» **Task brief**
From the entries that follow, pick out all lines holding "code".

» **Supplied information**
** Begin **
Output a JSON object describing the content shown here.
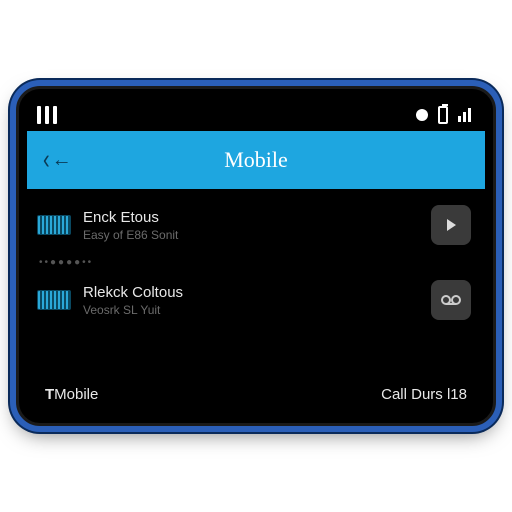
{
  "header": {
    "title": "Mobile"
  },
  "list": {
    "items": [
      {
        "primary": "Enck Etous",
        "secondary": "Easy of E86 Sonit",
        "action_icon": "play-icon"
      },
      {
        "primary": "Rlekck Coltous",
        "secondary": "Veosrk SL Yuit",
        "action_icon": "voicemail-icon"
      }
    ],
    "divider": "••●●●●••"
  },
  "footer": {
    "brand_bold": "T",
    "brand_rest": "Mobile",
    "right": "Call Durs l18"
  }
}
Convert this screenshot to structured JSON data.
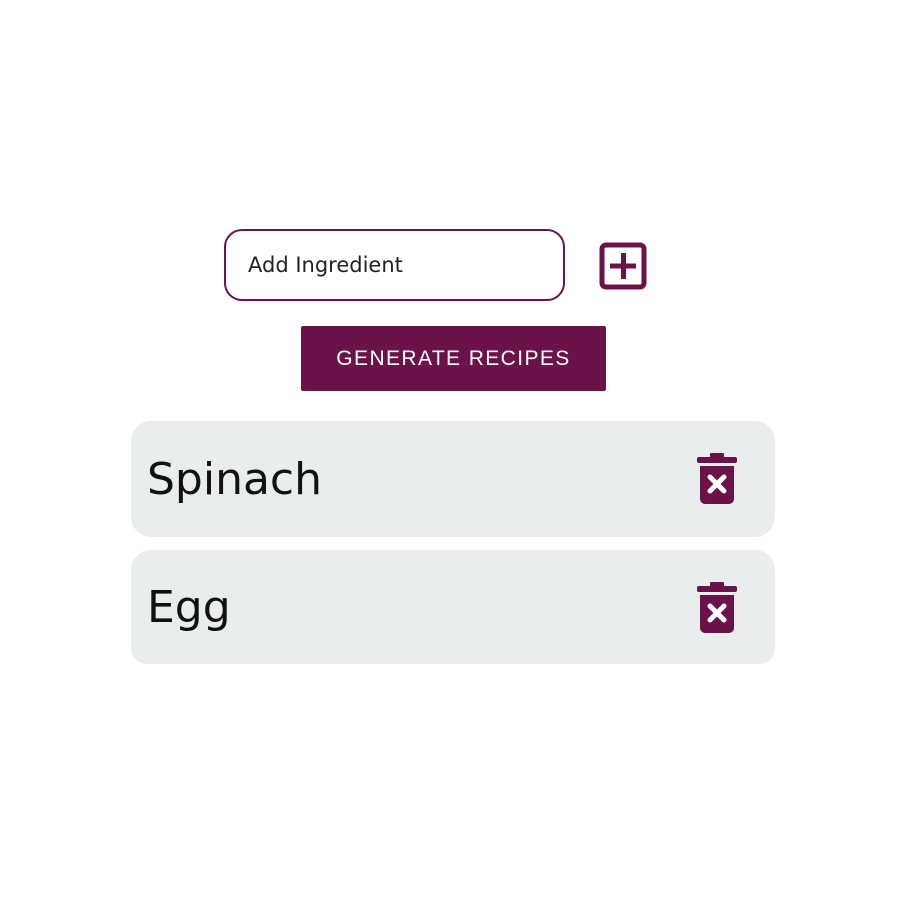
{
  "colors": {
    "accent": "#6b1249",
    "item_background": "#eaedee",
    "page_background": "#ffffff"
  },
  "form": {
    "ingredient_input": {
      "placeholder": "Add Ingredient",
      "value": ""
    },
    "add_button_icon": "plus-square-icon",
    "generate_label": "GENERATE RECIPES"
  },
  "ingredients": [
    {
      "name": "Spinach",
      "delete_icon": "trash-x-icon"
    },
    {
      "name": "Egg",
      "delete_icon": "trash-x-icon"
    }
  ]
}
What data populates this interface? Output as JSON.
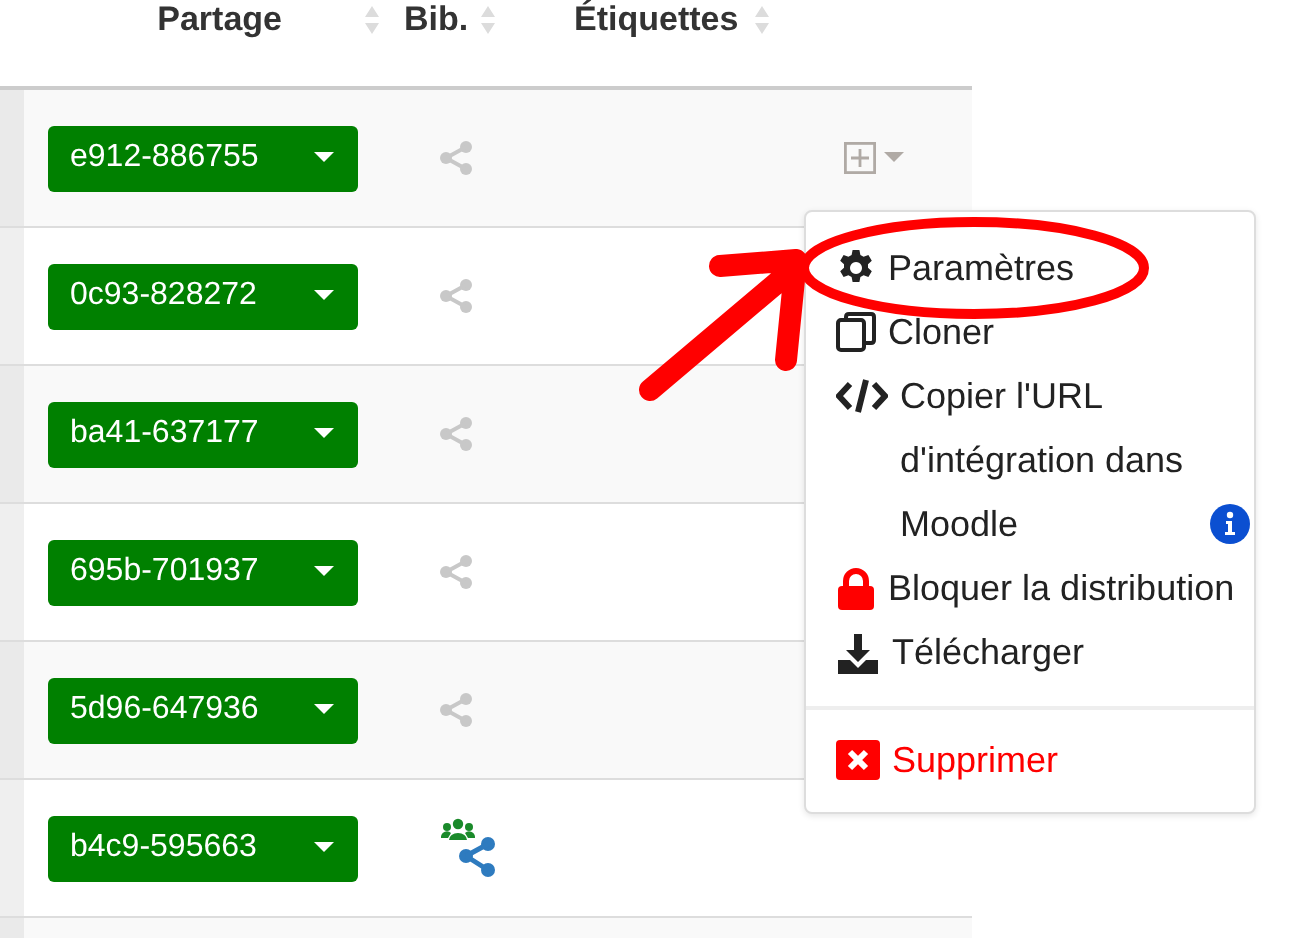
{
  "table": {
    "columns": [
      {
        "label": "Partage"
      },
      {
        "label": "Bib."
      },
      {
        "label": "Étiquettes"
      }
    ],
    "rows": [
      {
        "code": "e912-886755",
        "shared": false,
        "tag_menu": true
      },
      {
        "code": "0c93-828272",
        "shared": false,
        "tag_menu": false
      },
      {
        "code": "ba41-637177",
        "shared": false,
        "tag_menu": false
      },
      {
        "code": "695b-701937",
        "shared": false,
        "tag_menu": false
      },
      {
        "code": "5d96-647936",
        "shared": false,
        "tag_menu": false
      },
      {
        "code": "b4c9-595663",
        "shared": true,
        "tag_menu": false
      }
    ]
  },
  "menu": {
    "items": [
      {
        "kind": "gear",
        "label": "Paramètres",
        "info": false
      },
      {
        "kind": "copy",
        "label": "Cloner",
        "info": false
      },
      {
        "kind": "code",
        "label": "Copier l'URL d'intégration dans Moodle",
        "info": true
      },
      {
        "kind": "lock",
        "label": "Bloquer la distribution",
        "info": false
      },
      {
        "kind": "download",
        "label": "Télécharger",
        "info": false
      }
    ],
    "danger_items": [
      {
        "kind": "times",
        "label": "Supprimer"
      }
    ]
  }
}
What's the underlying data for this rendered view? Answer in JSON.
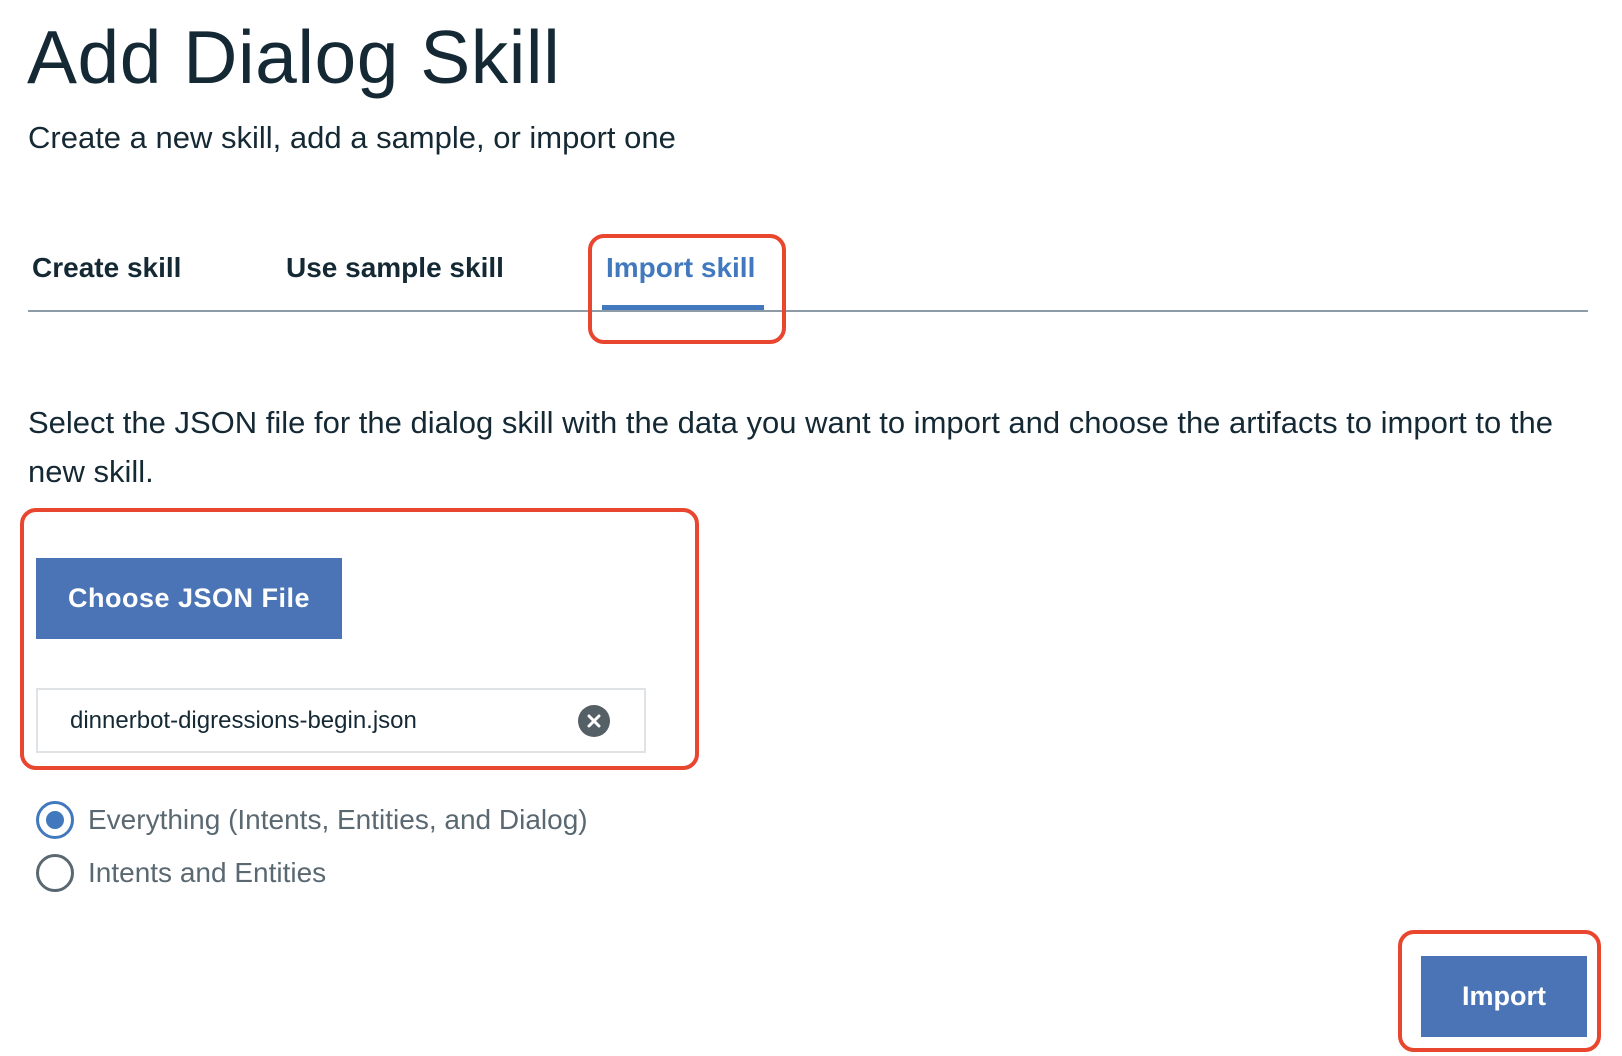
{
  "header": {
    "title": "Add Dialog Skill",
    "subtitle": "Create a new skill, add a sample, or import one"
  },
  "tabs": [
    {
      "label": "Create skill",
      "active": false
    },
    {
      "label": "Use sample skill",
      "active": false
    },
    {
      "label": "Import skill",
      "active": true
    }
  ],
  "import": {
    "description": "Select the JSON file for the dialog skill with the data you want to import and choose the artifacts to import to the new skill.",
    "choose_button_label": "Choose JSON File",
    "file_name": "dinnerbot-digressions-begin.json",
    "options": [
      {
        "label": "Everything (Intents, Entities, and Dialog)",
        "selected": true
      },
      {
        "label": "Intents and Entities",
        "selected": false
      }
    ],
    "submit_label": "Import"
  },
  "colors": {
    "accent": "#4178be",
    "button_bg": "#4a74b5",
    "highlight": "#e8462f",
    "text": "#152935",
    "muted_text": "#5a6872"
  },
  "icons": {
    "clear": "close-circle-icon"
  }
}
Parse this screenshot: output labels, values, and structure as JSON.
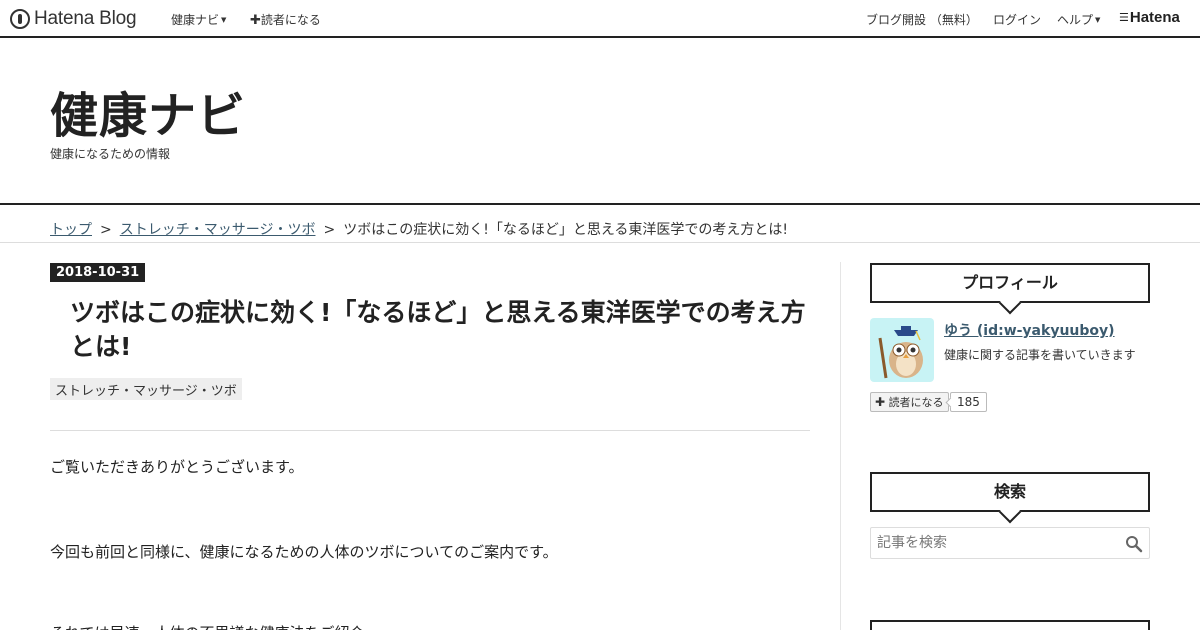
{
  "topbar": {
    "logo_text": "Hatena Blog",
    "blog_menu_label": "健康ナビ",
    "subscribe_label": "読者になる",
    "open_blog_label": "ブログ開設 （無料）",
    "login_label": "ログイン",
    "help_label": "ヘルプ",
    "hatena_label": "Hatena"
  },
  "header": {
    "title": "健康ナビ",
    "description": "健康になるための情報"
  },
  "breadcrumb": {
    "items": [
      "トップ",
      "ストレッチ・マッサージ・ツボ",
      "ツボはこの症状に効く!「なるほど」と思える東洋医学での考え方とは!"
    ],
    "separator": ">"
  },
  "entry": {
    "date": "2018-10-31",
    "title": "ツボはこの症状に効く!「なるほど」と思える東洋医学での考え方とは!",
    "category": "ストレッチ・マッサージ・ツボ",
    "paragraphs": [
      "ご覧いただきありがとうございます。",
      "今回も前回と同様に、健康になるための人体のツボについてのご案内です。",
      "それでは早速、人体の不思議な健康法をご紹介"
    ]
  },
  "sidebar": {
    "profile": {
      "title": "プロフィール",
      "name": "ゆう (id:w-yakyuuboy)",
      "description": "健康に関する記事を書いていきます",
      "subscribe_label": "読者になる",
      "subscriber_count": "185"
    },
    "search": {
      "title": "検索",
      "placeholder": "記事を検索"
    }
  },
  "colors": {
    "link": "#3b5a6e",
    "border": "#222222",
    "avatar_bg": "#c8f3f5"
  },
  "icons": {
    "logo": "hatena-blog-logo-icon",
    "search": "search-icon",
    "plus": "plus-icon",
    "caret": "caret-down-icon"
  }
}
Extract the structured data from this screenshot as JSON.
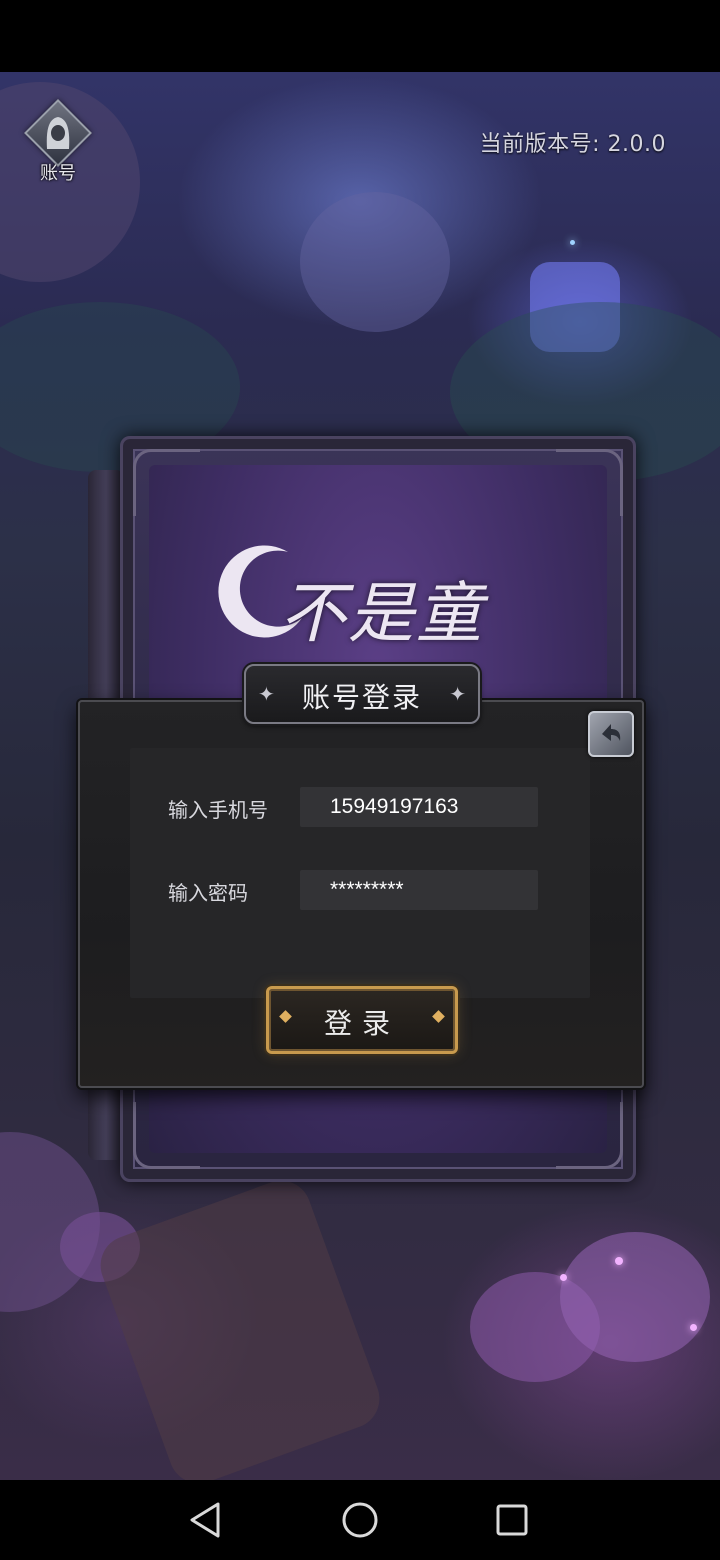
** End **
» **Exercise response**
        "code": "e912-886755",
        "code": "0c93-828272",
        "code": "ba41-637177",
        "code": "695b-701937",
        "code": "5d96-647936",
        "code": "b4c9-595663",
        "kind": "code",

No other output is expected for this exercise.